> Job:
Lines containing the word "Brother" should be extracted in full.

Extracted data entries
** Begin **

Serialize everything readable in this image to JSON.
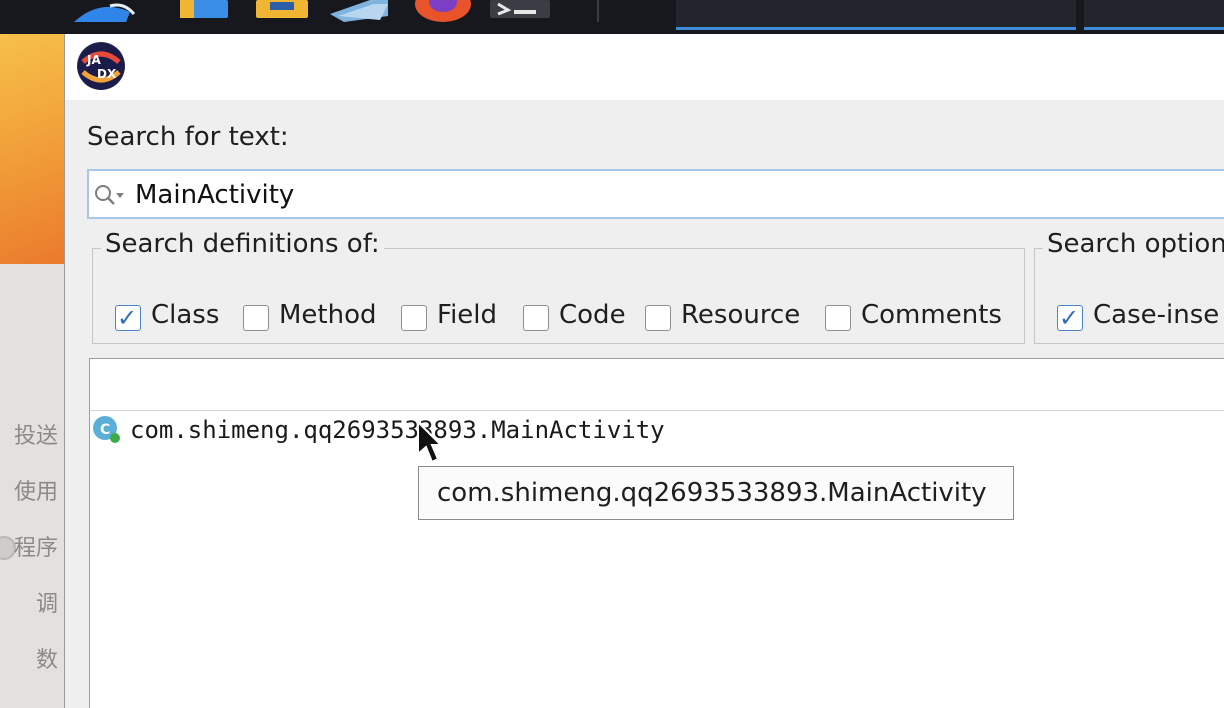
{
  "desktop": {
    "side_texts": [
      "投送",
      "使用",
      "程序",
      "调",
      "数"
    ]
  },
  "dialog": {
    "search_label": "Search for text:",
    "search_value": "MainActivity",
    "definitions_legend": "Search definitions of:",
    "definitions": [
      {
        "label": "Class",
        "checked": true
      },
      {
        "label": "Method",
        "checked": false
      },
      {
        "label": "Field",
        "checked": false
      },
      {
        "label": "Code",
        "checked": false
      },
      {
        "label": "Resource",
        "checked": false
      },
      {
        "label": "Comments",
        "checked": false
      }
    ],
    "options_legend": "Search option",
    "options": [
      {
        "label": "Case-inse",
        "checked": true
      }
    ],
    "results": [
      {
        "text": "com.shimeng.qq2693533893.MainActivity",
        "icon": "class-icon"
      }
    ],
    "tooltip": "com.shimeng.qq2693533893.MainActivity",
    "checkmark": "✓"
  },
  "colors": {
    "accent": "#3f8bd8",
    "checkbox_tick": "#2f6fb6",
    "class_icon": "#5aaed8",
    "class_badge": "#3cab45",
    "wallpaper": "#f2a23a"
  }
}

** End **
** Begin **

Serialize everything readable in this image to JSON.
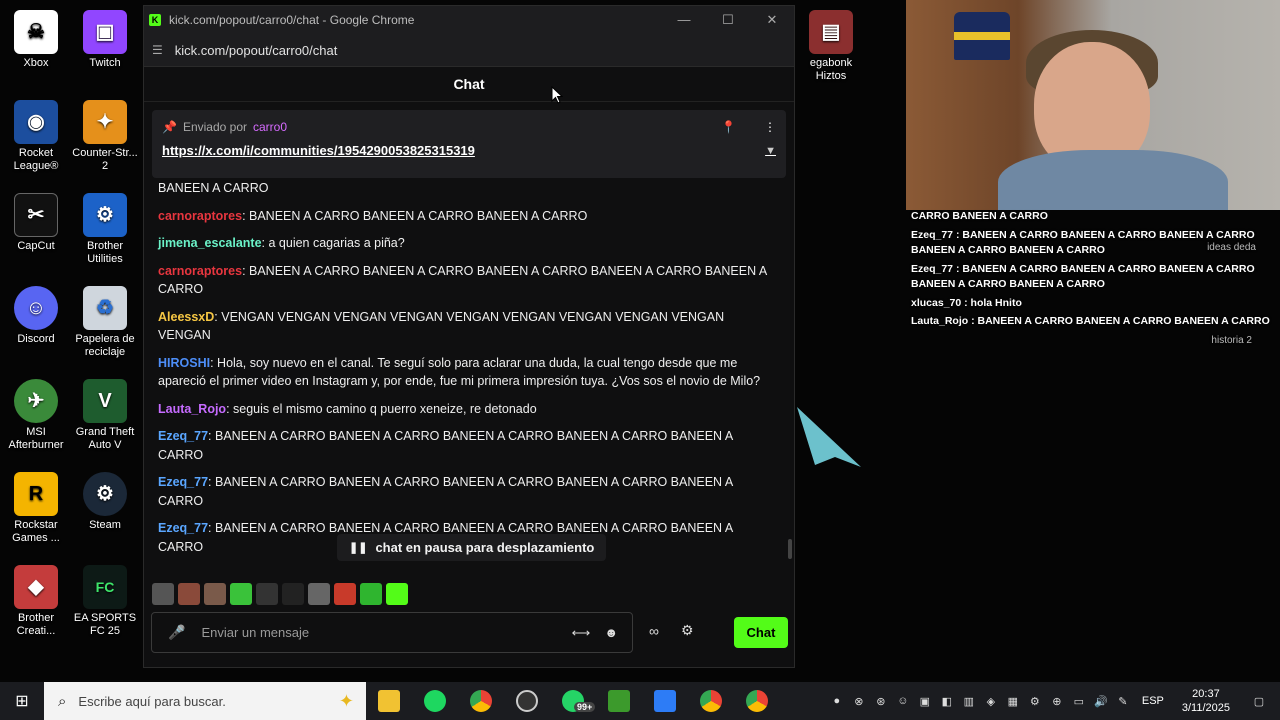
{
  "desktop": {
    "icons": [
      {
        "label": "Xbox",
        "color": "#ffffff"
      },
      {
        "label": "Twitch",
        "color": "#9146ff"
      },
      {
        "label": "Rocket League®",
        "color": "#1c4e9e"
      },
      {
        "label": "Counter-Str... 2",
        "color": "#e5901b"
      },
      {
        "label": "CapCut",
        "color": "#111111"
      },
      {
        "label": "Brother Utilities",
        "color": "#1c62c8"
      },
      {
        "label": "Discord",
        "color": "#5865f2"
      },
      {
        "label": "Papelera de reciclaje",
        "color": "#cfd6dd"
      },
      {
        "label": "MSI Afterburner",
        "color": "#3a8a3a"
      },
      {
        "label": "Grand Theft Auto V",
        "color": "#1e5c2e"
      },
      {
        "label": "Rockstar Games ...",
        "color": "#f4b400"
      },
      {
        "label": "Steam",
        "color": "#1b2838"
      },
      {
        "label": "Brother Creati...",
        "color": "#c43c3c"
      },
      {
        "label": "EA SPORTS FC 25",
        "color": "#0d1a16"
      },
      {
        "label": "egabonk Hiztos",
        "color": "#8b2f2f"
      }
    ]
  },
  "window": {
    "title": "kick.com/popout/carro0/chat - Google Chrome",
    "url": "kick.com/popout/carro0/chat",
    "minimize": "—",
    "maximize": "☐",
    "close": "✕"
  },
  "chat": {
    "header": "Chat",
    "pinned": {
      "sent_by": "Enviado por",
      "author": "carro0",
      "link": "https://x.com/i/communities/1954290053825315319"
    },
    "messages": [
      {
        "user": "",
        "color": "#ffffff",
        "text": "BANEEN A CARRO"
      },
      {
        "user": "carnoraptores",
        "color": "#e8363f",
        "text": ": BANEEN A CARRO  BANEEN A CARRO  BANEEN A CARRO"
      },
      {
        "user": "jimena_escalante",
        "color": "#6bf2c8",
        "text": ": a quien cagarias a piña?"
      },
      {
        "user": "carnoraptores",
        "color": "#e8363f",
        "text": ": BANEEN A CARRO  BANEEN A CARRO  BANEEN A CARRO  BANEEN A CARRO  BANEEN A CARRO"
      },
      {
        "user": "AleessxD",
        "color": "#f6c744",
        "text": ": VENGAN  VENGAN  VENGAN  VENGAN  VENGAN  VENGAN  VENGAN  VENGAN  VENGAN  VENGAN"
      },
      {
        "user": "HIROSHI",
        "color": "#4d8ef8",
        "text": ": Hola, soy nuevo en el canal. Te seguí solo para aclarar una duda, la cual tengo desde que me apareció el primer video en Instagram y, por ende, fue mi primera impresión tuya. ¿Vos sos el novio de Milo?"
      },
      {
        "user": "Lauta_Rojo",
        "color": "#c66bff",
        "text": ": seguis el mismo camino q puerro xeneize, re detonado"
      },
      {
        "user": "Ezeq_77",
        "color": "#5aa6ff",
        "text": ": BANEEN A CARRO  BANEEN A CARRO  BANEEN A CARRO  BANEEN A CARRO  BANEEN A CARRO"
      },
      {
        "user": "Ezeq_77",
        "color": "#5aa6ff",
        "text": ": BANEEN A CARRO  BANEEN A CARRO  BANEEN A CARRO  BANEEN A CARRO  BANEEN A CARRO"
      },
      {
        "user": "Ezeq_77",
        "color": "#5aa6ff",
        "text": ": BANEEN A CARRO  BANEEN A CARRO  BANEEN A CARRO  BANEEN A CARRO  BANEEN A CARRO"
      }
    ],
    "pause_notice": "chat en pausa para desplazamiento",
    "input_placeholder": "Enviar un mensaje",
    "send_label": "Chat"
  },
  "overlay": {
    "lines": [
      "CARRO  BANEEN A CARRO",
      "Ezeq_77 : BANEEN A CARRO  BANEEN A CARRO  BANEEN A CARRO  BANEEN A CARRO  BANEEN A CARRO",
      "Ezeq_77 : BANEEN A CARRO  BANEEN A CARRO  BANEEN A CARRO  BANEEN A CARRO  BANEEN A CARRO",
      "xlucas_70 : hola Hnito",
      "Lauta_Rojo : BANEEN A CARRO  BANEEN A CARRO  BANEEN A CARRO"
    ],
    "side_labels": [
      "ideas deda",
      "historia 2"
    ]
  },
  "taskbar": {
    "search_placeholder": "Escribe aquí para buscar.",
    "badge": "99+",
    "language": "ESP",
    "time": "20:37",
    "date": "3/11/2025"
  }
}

** End **

> Output below:
        "label": "Brother Utilities",
        "label": "Brother Creati...",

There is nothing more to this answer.